■ SET EXERCISE
Faithfully return all lines, omitting every embedded picture.

[Stored dataset items]
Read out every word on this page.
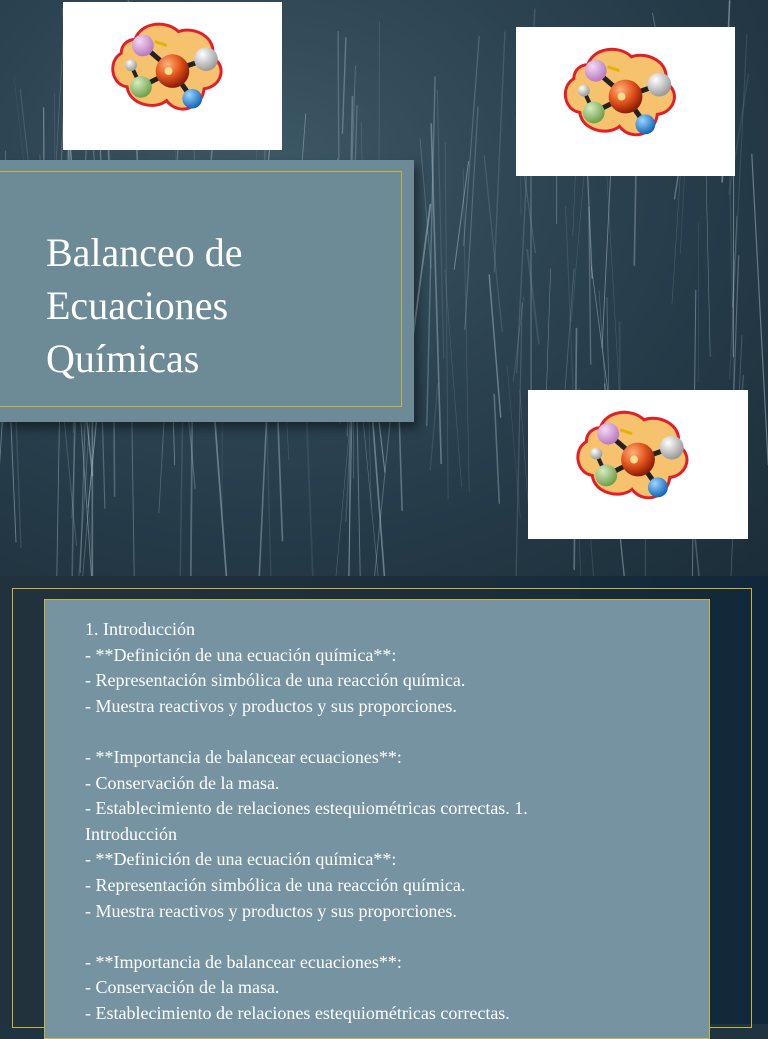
Balanceo de
Ecuaciones
Químicas
1. Introducción
- **Definición de una ecuación química**:
- Representación simbólica de una reacción química.
- Muestra reactivos y productos y sus proporciones.
- **Importancia de balancear ecuaciones**:
- Conservación de la masa.
- Establecimiento de relaciones estequiométricas correctas. 1.
Introducción
- **Definición de una ecuación química**:
- Representación simbólica de una reacción química.
- Muestra reactivos y productos y sus proporciones.
- **Importancia de balancear ecuaciones**:
- Conservación de la masa.
- Establecimiento de relaciones estequiométricas correctas.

■ COMPLETE RESPONSE
Read out every word on this page.
Balanceo de
Ecuaciones
Químicas
1. Introducción
- **Definición de una ecuación química**:
- Representación simbólica de una reacción química.
- Muestra reactivos y productos y sus proporciones.
- **Importancia de balancear ecuaciones**:
- Conservación de la masa.
- Establecimiento de relaciones estequiométricas correctas. 1.
Introducción
- **Definición de una ecuación química**:
- Representación simbólica de una reacción química.
- Muestra reactivos y productos y sus proporciones.
- **Importancia de balancear ecuaciones**:
- Conservación de la masa.
- Establecimiento de relaciones estequiométricas correctas.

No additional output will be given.